• _CHALLENGE_: Copy out the listing that follows exactly, dropping every picture.

===== INPUT

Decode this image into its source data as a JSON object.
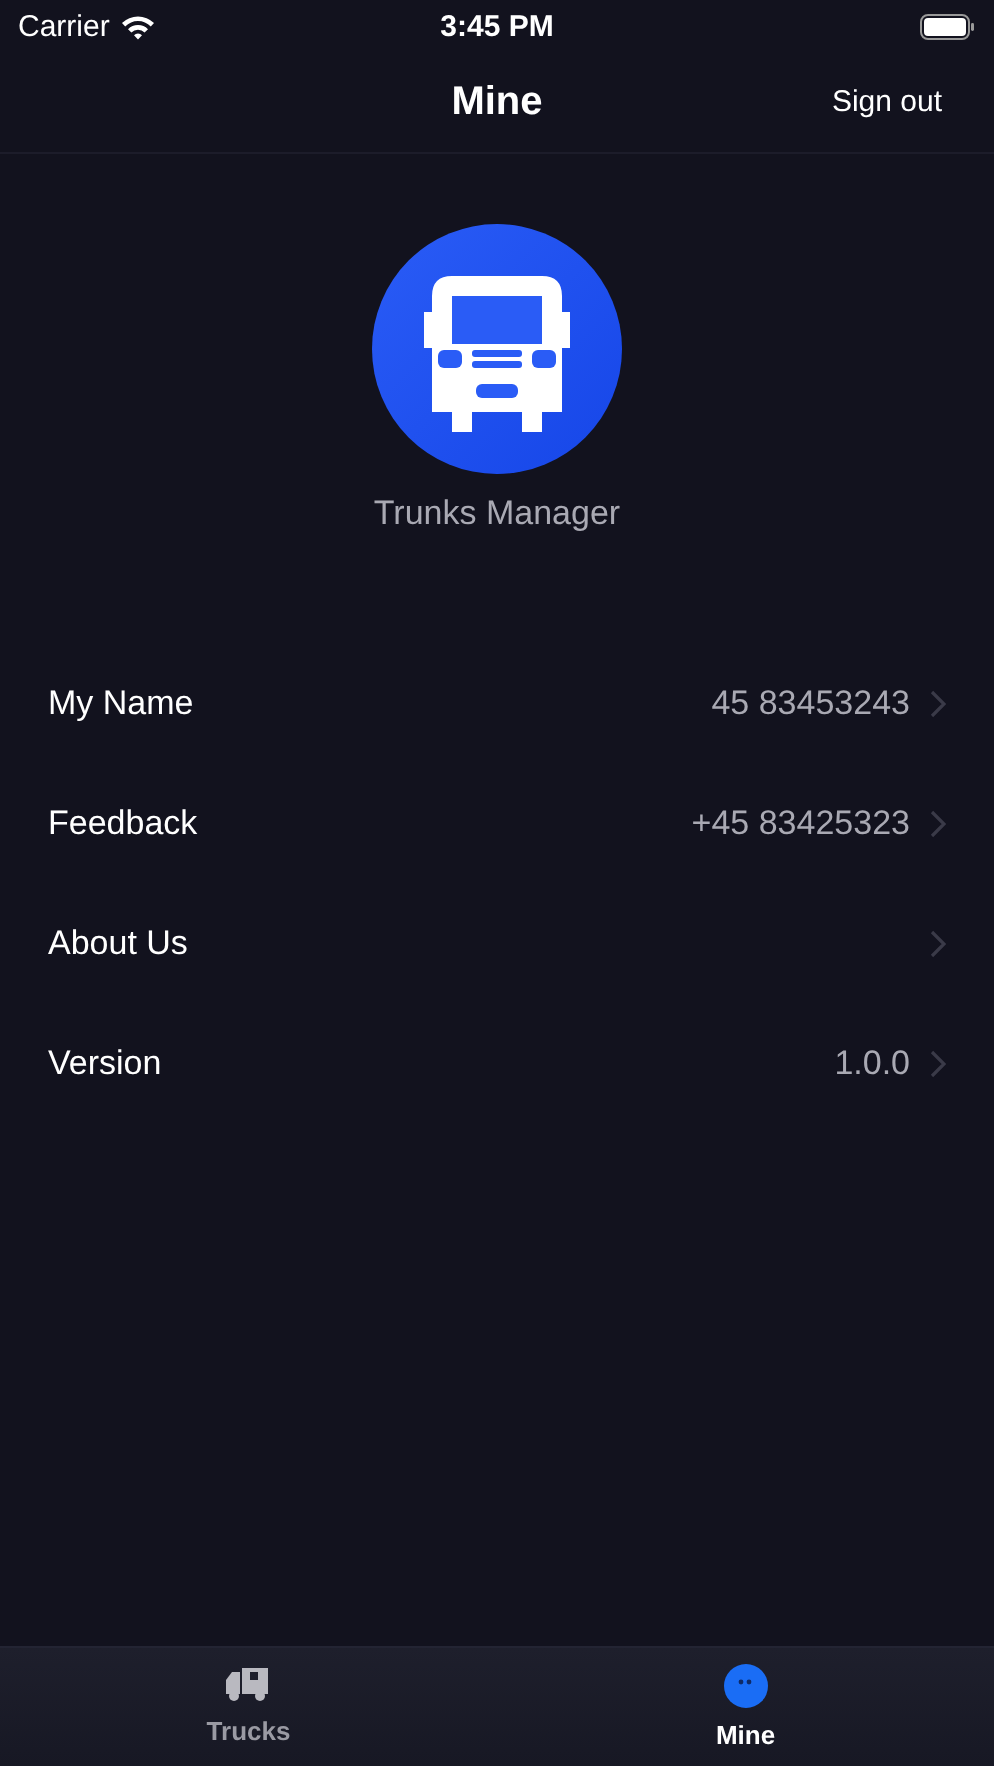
{
  "status_bar": {
    "carrier": "Carrier",
    "time": "3:45 PM"
  },
  "nav": {
    "title": "Mine",
    "action": "Sign out"
  },
  "profile": {
    "name": "Trunks Manager"
  },
  "rows": [
    {
      "label": "My Name",
      "value": "45 83453243"
    },
    {
      "label": "Feedback",
      "value": "+45 83425323"
    },
    {
      "label": "About Us"
    },
    {
      "label": "Version",
      "value": "1.0.0"
    }
  ],
  "tabs": [
    {
      "label": "Trucks",
      "kind": "truck",
      "selected": false
    },
    {
      "label": "Mine",
      "kind": "person",
      "selected": true
    }
  ]
}
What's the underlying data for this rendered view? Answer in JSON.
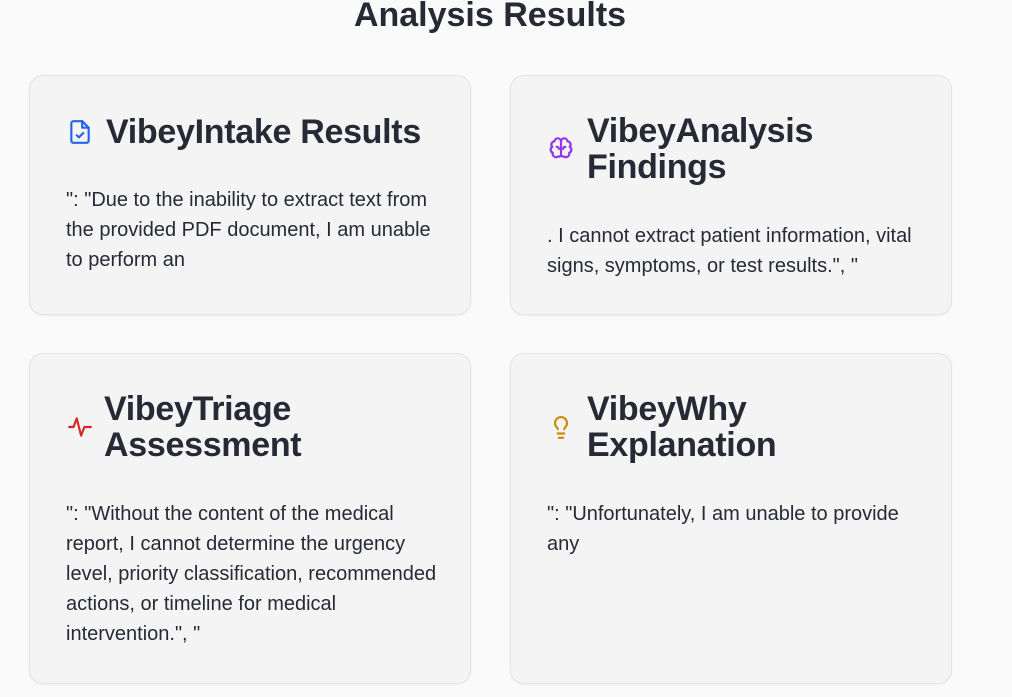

==========

• _COMPLETE OUTPUT_:
Decode this image into its source data as a JSON object.
{
  "status_bar": {
    "carrier": "Carrier",
    "time": "3:45 PM"
  },
  "nav": {
    "title": "Mine",
    "action": "Sign out"
  },
  "profile": {
    "name": "Trunks Manager"
  },
  "rows": [
    {
      "label": "My Name",
      "value": "45 83453243"
    },
    {
      "label": "Feedback",
      "value": "+45 83425323"
    },
    {
      "label": "About Us"
    },
    {
      "label": "Version",
      "value": "1.0.0"
    }
  ],
  "tabs": [
    {
      "label": "Trucks",
      "kind": "truck",
      "selected": false
    },
    {
      "label": "Mine",
      "kind": "person",
      "selected": true
    }
  ]
}
What's the underlying data for this rendered view? Answer in JSON.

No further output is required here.